INSTRUCTIONS TO FOLLOW:
Look below. Copy each line that has "accredited" in it.
+ + + + + + +
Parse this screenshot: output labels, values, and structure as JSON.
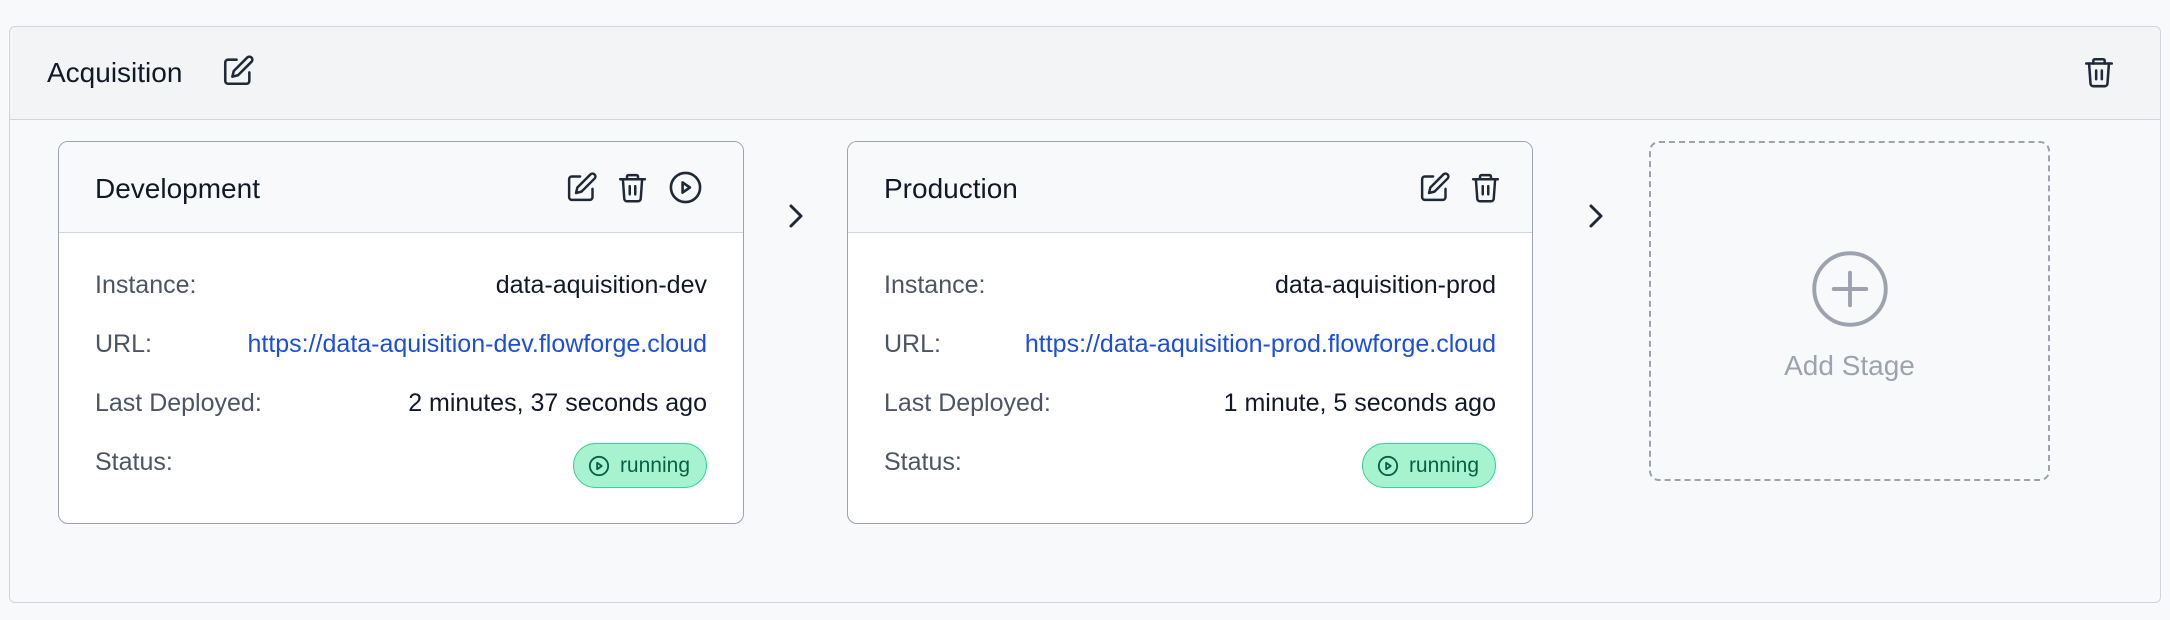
{
  "pipeline": {
    "name": "Acquisition"
  },
  "stages": [
    {
      "title": "Development",
      "instance_label": "Instance:",
      "instance": "data-aquisition-dev",
      "url_label": "URL:",
      "url": "https://data-aquisition-dev.flowforge.cloud",
      "deployed_label": "Last Deployed:",
      "last_deployed": "2 minutes, 37 seconds ago",
      "status_label": "Status:",
      "status": "running"
    },
    {
      "title": "Production",
      "instance_label": "Instance:",
      "instance": "data-aquisition-prod",
      "url_label": "URL:",
      "url": "https://data-aquisition-prod.flowforge.cloud",
      "deployed_label": "Last Deployed:",
      "last_deployed": "1 minute, 5 seconds ago",
      "status_label": "Status:",
      "status": "running"
    }
  ],
  "add_stage": {
    "label": "Add Stage"
  },
  "icons": {
    "edit": "pencil-square-icon",
    "delete": "trash-icon",
    "deploy": "play-circle-icon",
    "next": "chevron-right-icon",
    "add": "plus-circle-icon"
  },
  "colors": {
    "status_running_bg": "#a7f3d0",
    "status_running_border": "#34d399",
    "status_running_text": "#065f46",
    "link": "#1d4ed8"
  }
}
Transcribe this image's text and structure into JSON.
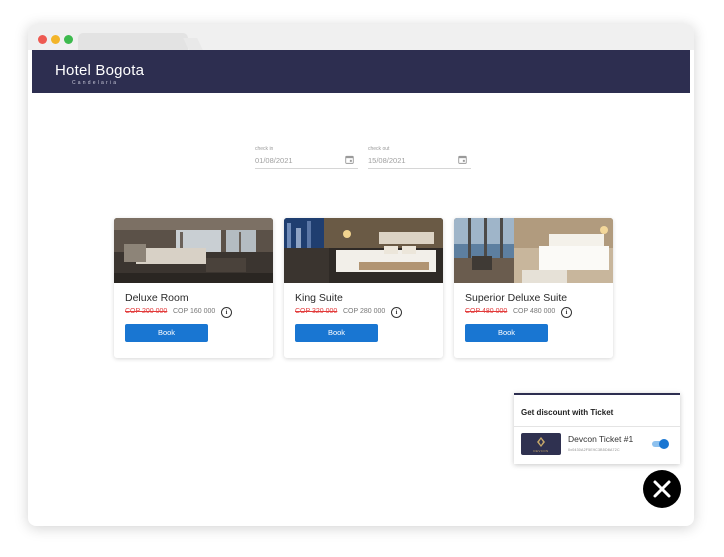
{
  "header": {
    "brand": "Hotel Bogota",
    "brand_sub": "Candelaria"
  },
  "dates": {
    "check_in": {
      "label": "check in",
      "value": "01/08/2021"
    },
    "check_out": {
      "label": "check out",
      "value": "15/08/2021"
    }
  },
  "rooms": [
    {
      "title": "Deluxe Room",
      "old_price": "COP 200 000",
      "price": "COP 160 000",
      "book_label": "Book"
    },
    {
      "title": "King Suite",
      "old_price": "COP 320 000",
      "price": "COP 280 000",
      "book_label": "Book"
    },
    {
      "title": "Superior Deluxe Suite",
      "old_price": "COP 480 000",
      "price": "COP 480 000",
      "book_label": "Book"
    }
  ],
  "ticket_panel": {
    "title": "Get discount with Ticket",
    "ticket_name": "Devcon Ticket #1",
    "ticket_id": "0x0430A2F5E9C3B5D8A72C",
    "thumb_text": "DEVCON",
    "enabled": true
  },
  "icons": {
    "calendar": "calendar-icon",
    "info": "info-icon",
    "close": "close-icon"
  },
  "colors": {
    "header": "#2d2e50",
    "accent": "#1976d2",
    "old_price": "#e23b3b"
  }
}
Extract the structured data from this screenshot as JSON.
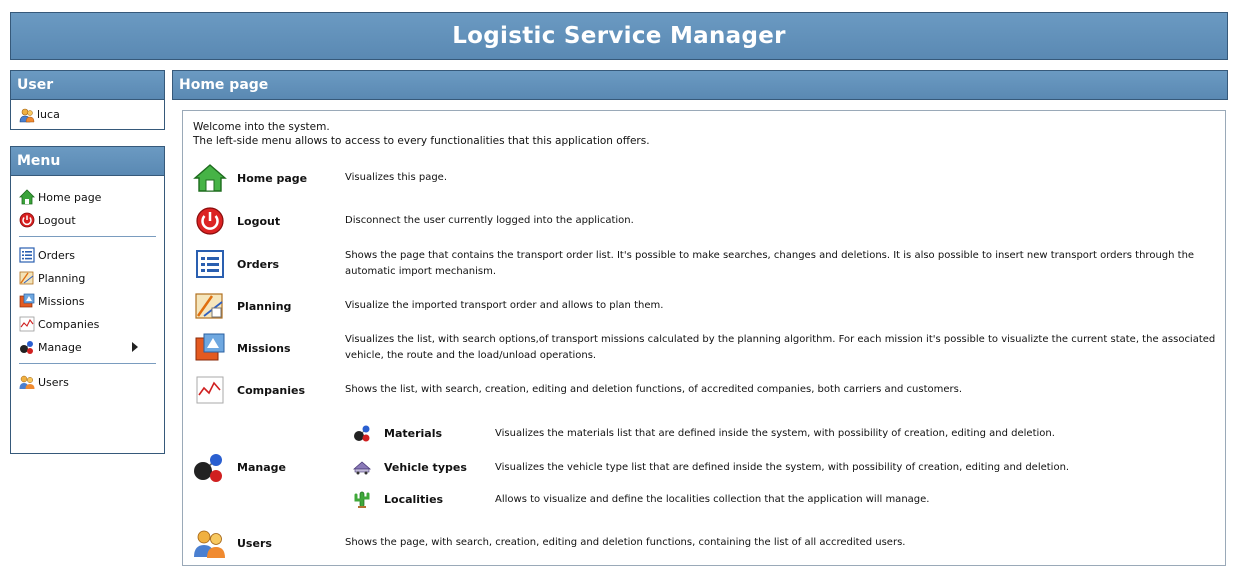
{
  "app": {
    "title": "Logistic Service Manager"
  },
  "user_panel": {
    "title": "User",
    "username": "luca"
  },
  "menu": {
    "title": "Menu",
    "items": [
      {
        "label": "Home page",
        "icon": "home-icon"
      },
      {
        "label": "Logout",
        "icon": "power-icon"
      },
      {
        "label": "Orders",
        "icon": "list-icon"
      },
      {
        "label": "Planning",
        "icon": "planning-icon"
      },
      {
        "label": "Missions",
        "icon": "missions-icon"
      },
      {
        "label": "Companies",
        "icon": "chart-icon"
      },
      {
        "label": "Manage",
        "icon": "molecule-icon"
      },
      {
        "label": "Users",
        "icon": "users-icon"
      }
    ]
  },
  "main": {
    "title": "Home page",
    "welcome_line1": "Welcome into the system.",
    "welcome_line2": "The left-side menu allows to access to every functionalities that this application offers.",
    "rows": [
      {
        "label": "Home page",
        "desc": "Visualizes this page."
      },
      {
        "label": "Logout",
        "desc": "Disconnect the user currently logged into the application."
      },
      {
        "label": "Orders",
        "desc": "Shows the page that contains the transport order list. It's possible to make searches, changes and deletions. It is also possible to insert new transport orders through the automatic import mechanism."
      },
      {
        "label": "Planning",
        "desc": "Visualize the imported transport order and allows to plan them."
      },
      {
        "label": "Missions",
        "desc": "Visualizes the list, with search options,of transport missions calculated by the planning algorithm. For each mission it's possible to visualizte the current state, the associated vehicle, the route and the load/unload operations."
      },
      {
        "label": "Companies",
        "desc": "Shows the list, with search, creation, editing and deletion functions, of accredited companies, both carriers and customers."
      },
      {
        "label": "Manage",
        "desc": ""
      },
      {
        "label": "Users",
        "desc": "Shows the page, with search, creation, editing and deletion functions, containing the list of all accredited users."
      }
    ],
    "manage_sub": [
      {
        "label": "Materials",
        "desc": "Visualizes the materials list that are defined inside the system, with possibility of creation, editing and deletion."
      },
      {
        "label": "Vehicle types",
        "desc": "Visualizes the vehicle type list that are defined inside the system, with possibility of creation, editing and deletion."
      },
      {
        "label": "Localities",
        "desc": "Allows to visualize and define the localities collection that the application will manage."
      }
    ]
  },
  "colors": {
    "header": "#5f8fb9",
    "border": "#36597a"
  }
}
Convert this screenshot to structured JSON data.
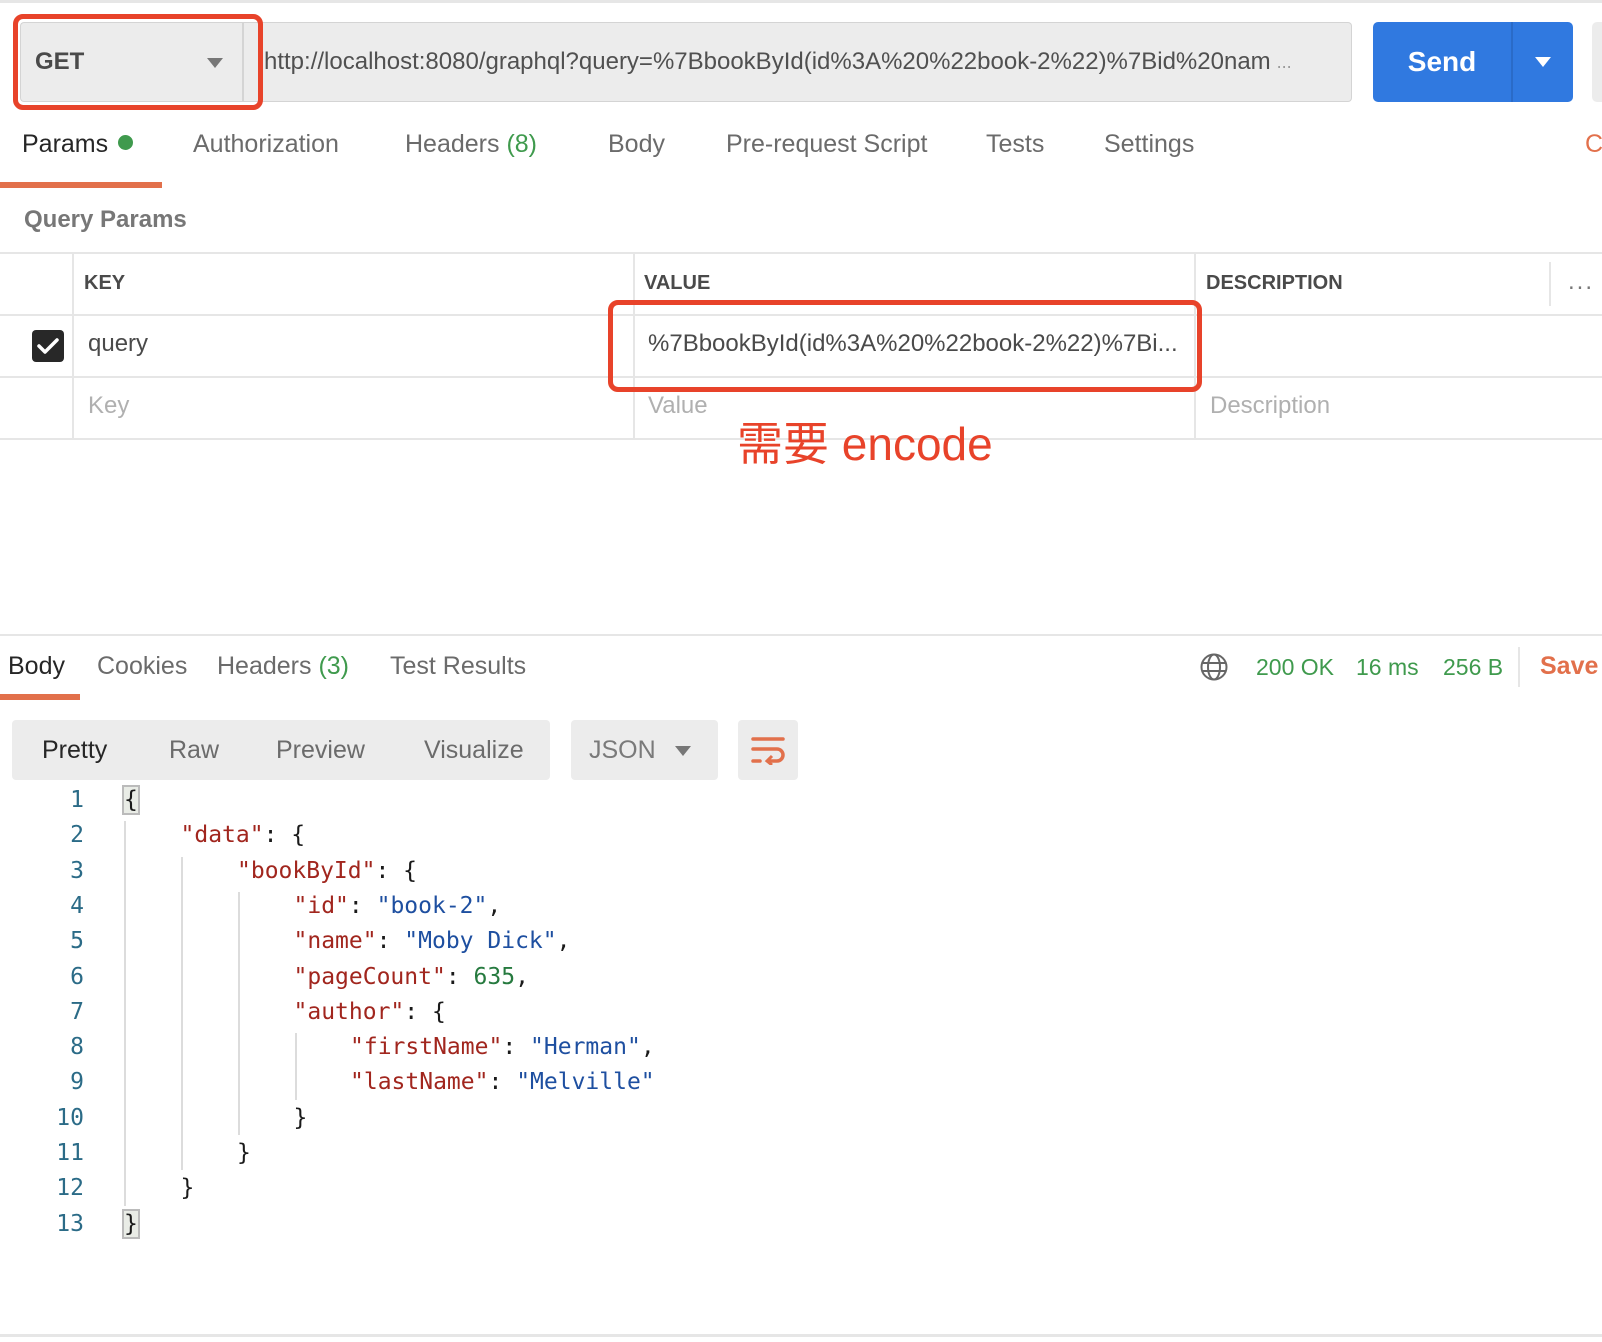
{
  "request": {
    "method": "GET",
    "url": "http://localhost:8080/graphql?query=%7BbookById(id%3A%20%22book-2%22)%7Bid%20nam",
    "url_overflow": "...",
    "send_label": "Send"
  },
  "request_tabs": [
    {
      "label": "Params",
      "active": true,
      "has_dot": true
    },
    {
      "label": "Authorization"
    },
    {
      "label": "Headers",
      "count": "(8)"
    },
    {
      "label": "Body"
    },
    {
      "label": "Pre-request Script"
    },
    {
      "label": "Tests"
    },
    {
      "label": "Settings"
    }
  ],
  "cookies_link_partial": "C",
  "query_params": {
    "title": "Query Params",
    "columns": [
      "KEY",
      "VALUE",
      "DESCRIPTION"
    ],
    "rows": [
      {
        "checked": true,
        "key": "query",
        "value": "%7BbookById(id%3A%20%22book-2%22)%7Bi...",
        "description": ""
      }
    ],
    "placeholders": {
      "key": "Key",
      "value": "Value",
      "description": "Description"
    },
    "more_icon": "..."
  },
  "annotation": {
    "text": "需要 encode",
    "color": "#e8432a"
  },
  "response_tabs": [
    {
      "label": "Body",
      "active": true
    },
    {
      "label": "Cookies"
    },
    {
      "label": "Headers",
      "count": "(3)"
    },
    {
      "label": "Test Results"
    }
  ],
  "response_status": {
    "icon": "globe-icon",
    "status": "200 OK",
    "time": "16 ms",
    "size": "256 B",
    "save_label": "Save"
  },
  "format": {
    "tabs": [
      "Pretty",
      "Raw",
      "Preview",
      "Visualize"
    ],
    "active": "Pretty",
    "language": "JSON",
    "wrap_icon": "wrap-lines-icon"
  },
  "colors": {
    "accent": "#e2704b",
    "send_blue": "#3079e0",
    "status_green": "#3f9a4d",
    "json_key": "#a1261e",
    "json_string": "#1e4fa0",
    "json_number": "#267a3f"
  },
  "code_lines": [
    {
      "n": "1",
      "indent": 0,
      "parts": [
        [
          "p",
          "{"
        ]
      ]
    },
    {
      "n": "2",
      "indent": 1,
      "parts": [
        [
          "k",
          "\"data\""
        ],
        [
          "p",
          ": {"
        ]
      ]
    },
    {
      "n": "3",
      "indent": 2,
      "parts": [
        [
          "k",
          "\"bookById\""
        ],
        [
          "p",
          ": {"
        ]
      ]
    },
    {
      "n": "4",
      "indent": 3,
      "parts": [
        [
          "k",
          "\"id\""
        ],
        [
          "p",
          ": "
        ],
        [
          "s",
          "\"book-2\""
        ],
        [
          "p",
          ","
        ]
      ]
    },
    {
      "n": "5",
      "indent": 3,
      "parts": [
        [
          "k",
          "\"name\""
        ],
        [
          "p",
          ": "
        ],
        [
          "s",
          "\"Moby Dick\""
        ],
        [
          "p",
          ","
        ]
      ]
    },
    {
      "n": "6",
      "indent": 3,
      "parts": [
        [
          "k",
          "\"pageCount\""
        ],
        [
          "p",
          ": "
        ],
        [
          "n",
          "635"
        ],
        [
          "p",
          ","
        ]
      ]
    },
    {
      "n": "7",
      "indent": 3,
      "parts": [
        [
          "k",
          "\"author\""
        ],
        [
          "p",
          ": {"
        ]
      ]
    },
    {
      "n": "8",
      "indent": 4,
      "parts": [
        [
          "k",
          "\"firstName\""
        ],
        [
          "p",
          ": "
        ],
        [
          "s",
          "\"Herman\""
        ],
        [
          "p",
          ","
        ]
      ]
    },
    {
      "n": "9",
      "indent": 4,
      "parts": [
        [
          "k",
          "\"lastName\""
        ],
        [
          "p",
          ": "
        ],
        [
          "s",
          "\"Melville\""
        ]
      ]
    },
    {
      "n": "10",
      "indent": 3,
      "parts": [
        [
          "p",
          "}"
        ]
      ]
    },
    {
      "n": "11",
      "indent": 2,
      "parts": [
        [
          "p",
          "}"
        ]
      ]
    },
    {
      "n": "12",
      "indent": 1,
      "parts": [
        [
          "p",
          "}"
        ]
      ]
    },
    {
      "n": "13",
      "indent": 0,
      "parts": [
        [
          "p",
          "}"
        ]
      ]
    }
  ]
}
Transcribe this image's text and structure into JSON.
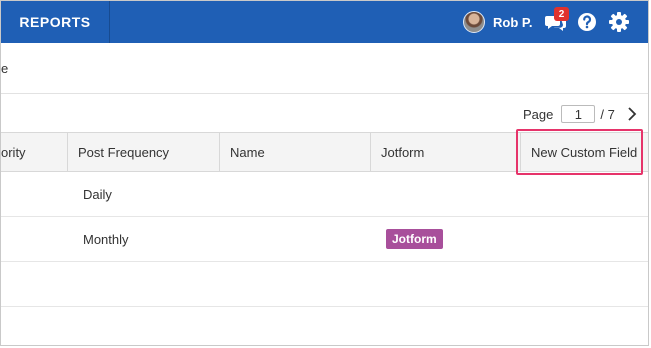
+ + + + + + +
RESPONSE TO THE TASK:
        "desc": "Shows the list, with search, creation, editing and deletion functions, of accredited companies, both carriers and customers."
        "desc": "Shows the page, with search, creation, editing and deletion functions, containing the list of all accredited users."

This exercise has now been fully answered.